◆ EXERCISE DETAILS ◆
The records below must be copied in full; omit the images.

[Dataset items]
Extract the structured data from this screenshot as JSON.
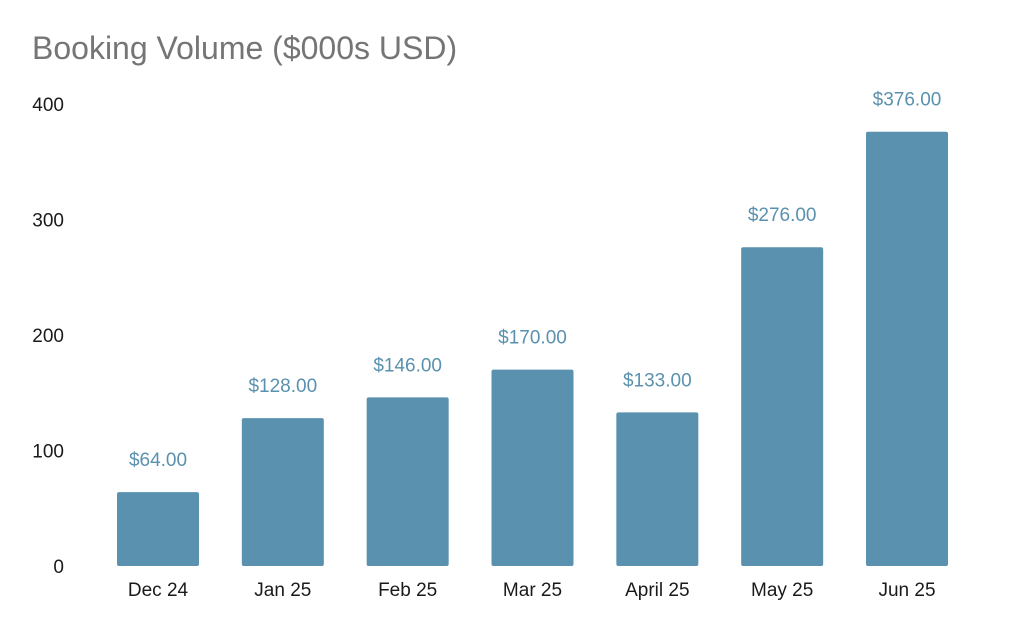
{
  "chart_data": {
    "type": "bar",
    "title": "Booking Volume ($000s USD)",
    "xlabel": "",
    "ylabel": "",
    "categories": [
      "Dec 24",
      "Jan 25",
      "Feb 25",
      "Mar 25",
      "April 25",
      "May 25",
      "Jun 25"
    ],
    "values": [
      64,
      128,
      146,
      170,
      133,
      276,
      376
    ],
    "data_labels": [
      "$64.00",
      "$128.00",
      "$146.00",
      "$170.00",
      "$133.00",
      "$276.00",
      "$376.00"
    ],
    "ylim": [
      0,
      400
    ],
    "yticks": [
      "0",
      "100",
      "200",
      "300",
      "400"
    ],
    "grid": false,
    "legend": "none",
    "colors": {
      "bar": "#5a91ae",
      "data_label": "#5a91ae",
      "title": "#757575",
      "tick": "#1a1a1a"
    }
  }
}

◆ RESULT ◆
Extract the structured data from this screenshot as JSON.
{
  "chart_data": {
    "type": "bar",
    "title": "Booking Volume ($000s USD)",
    "xlabel": "",
    "ylabel": "",
    "categories": [
      "Dec 24",
      "Jan 25",
      "Feb 25",
      "Mar 25",
      "April 25",
      "May 25",
      "Jun 25"
    ],
    "values": [
      64,
      128,
      146,
      170,
      133,
      276,
      376
    ],
    "data_labels": [
      "$64.00",
      "$128.00",
      "$146.00",
      "$170.00",
      "$133.00",
      "$276.00",
      "$376.00"
    ],
    "ylim": [
      0,
      400
    ],
    "yticks": [
      "0",
      "100",
      "200",
      "300",
      "400"
    ],
    "grid": false,
    "legend": "none",
    "colors": {
      "bar": "#5a91ae",
      "data_label": "#5a91ae",
      "title": "#757575",
      "tick": "#1a1a1a"
    }
  }
}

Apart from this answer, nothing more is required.